→ **WORK TO DO**:
Collect all the lines that mention the word "participation".
--- start RECORDS SHOWN ---
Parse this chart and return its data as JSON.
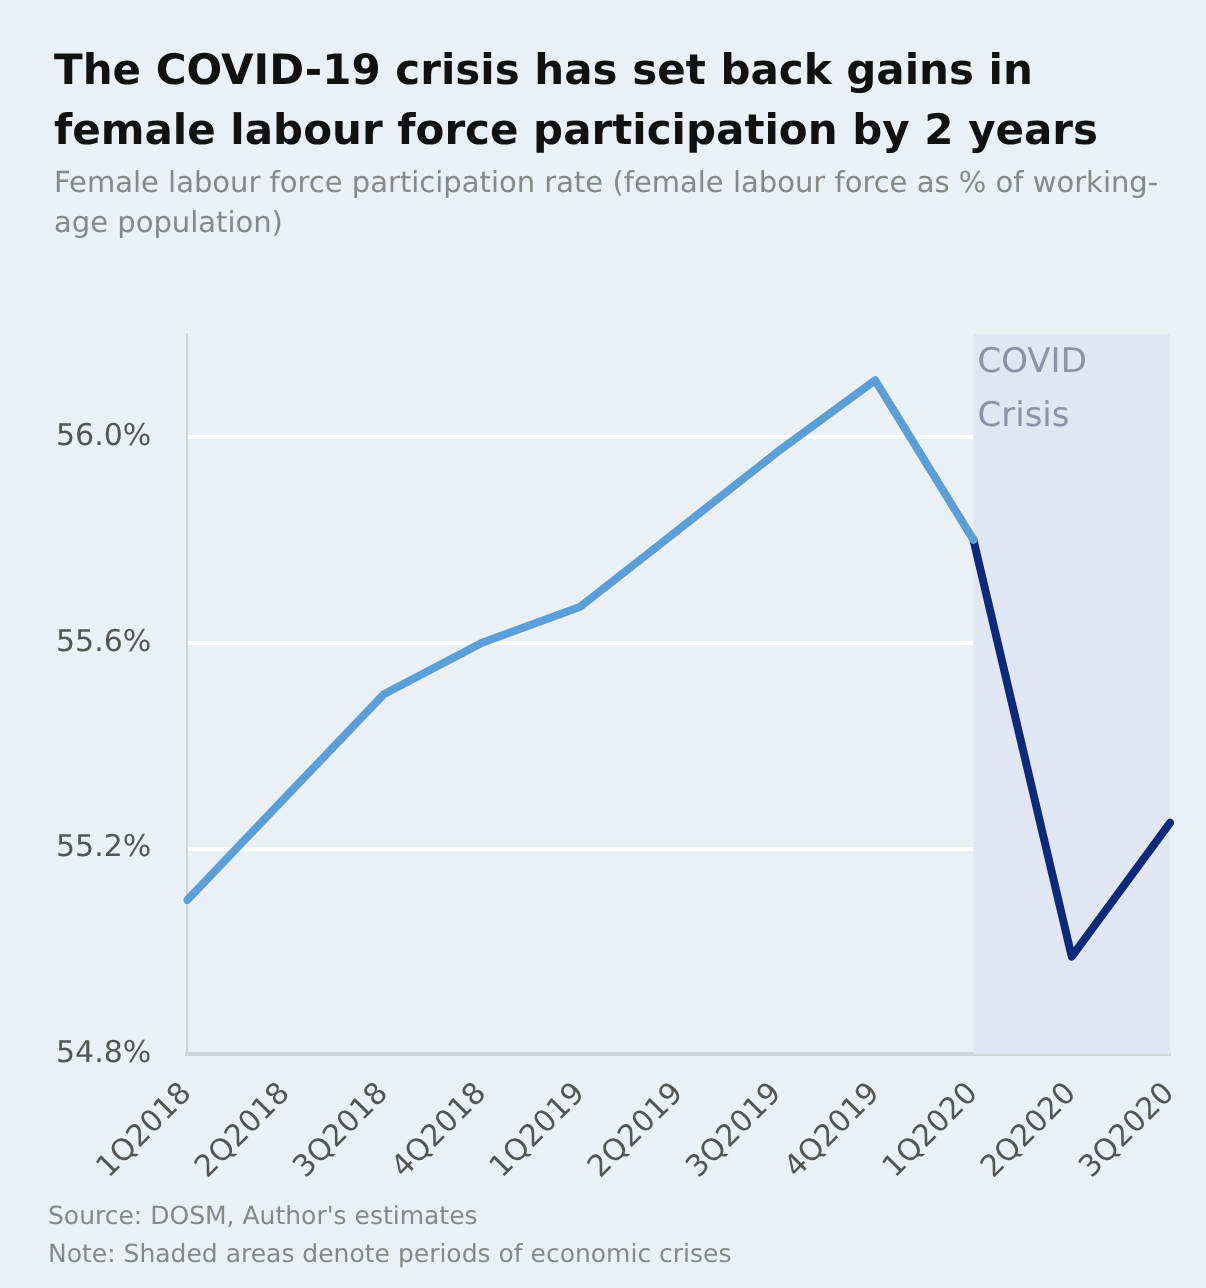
{
  "chart_data": {
    "type": "line",
    "title": "The COVID-19 crisis has set back gains in female labour force participation by 2 years",
    "subtitle": "Female labour force participation rate (female labour force as % of working-age population)",
    "categories": [
      "1Q2018",
      "2Q2018",
      "3Q2018",
      "4Q2018",
      "1Q2019",
      "2Q2019",
      "3Q2019",
      "4Q2019",
      "1Q2020",
      "2Q2020",
      "3Q2020"
    ],
    "series": [
      {
        "color": "#5b9fd9",
        "values": [
          55.1,
          55.3,
          55.5,
          55.6,
          55.67,
          55.82,
          55.97,
          56.11,
          55.8,
          null,
          null
        ]
      },
      {
        "color": "#0d2a7a",
        "values": [
          null,
          null,
          null,
          null,
          null,
          null,
          null,
          null,
          55.8,
          54.99,
          55.25
        ]
      }
    ],
    "ylim": [
      54.8,
      56.2
    ],
    "yticks": [
      {
        "value": 54.8,
        "label": "54.8%"
      },
      {
        "value": 55.2,
        "label": "55.2%"
      },
      {
        "value": 55.6,
        "label": "55.6%"
      },
      {
        "value": 56.0,
        "label": "56.0%"
      }
    ],
    "grid": "y",
    "marker": "none",
    "line_style": "solid",
    "bands": [
      {
        "axis": "x",
        "from": "1Q2020",
        "to": "3Q2020",
        "label": "COVID Crisis",
        "color": "#e0e7f2"
      }
    ],
    "annotations": [
      "Source: DOSM, Author's estimates",
      "Note: Shaded areas denote periods of economic crises"
    ]
  }
}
--- end RECORDS SHOWN ---
→ **TASK OUTPUT**:
    "title": "The COVID-19 crisis has set back gains in female labour force participation by 2 years",
    "subtitle": "Female labour force participation rate (female labour force as % of working-age population)",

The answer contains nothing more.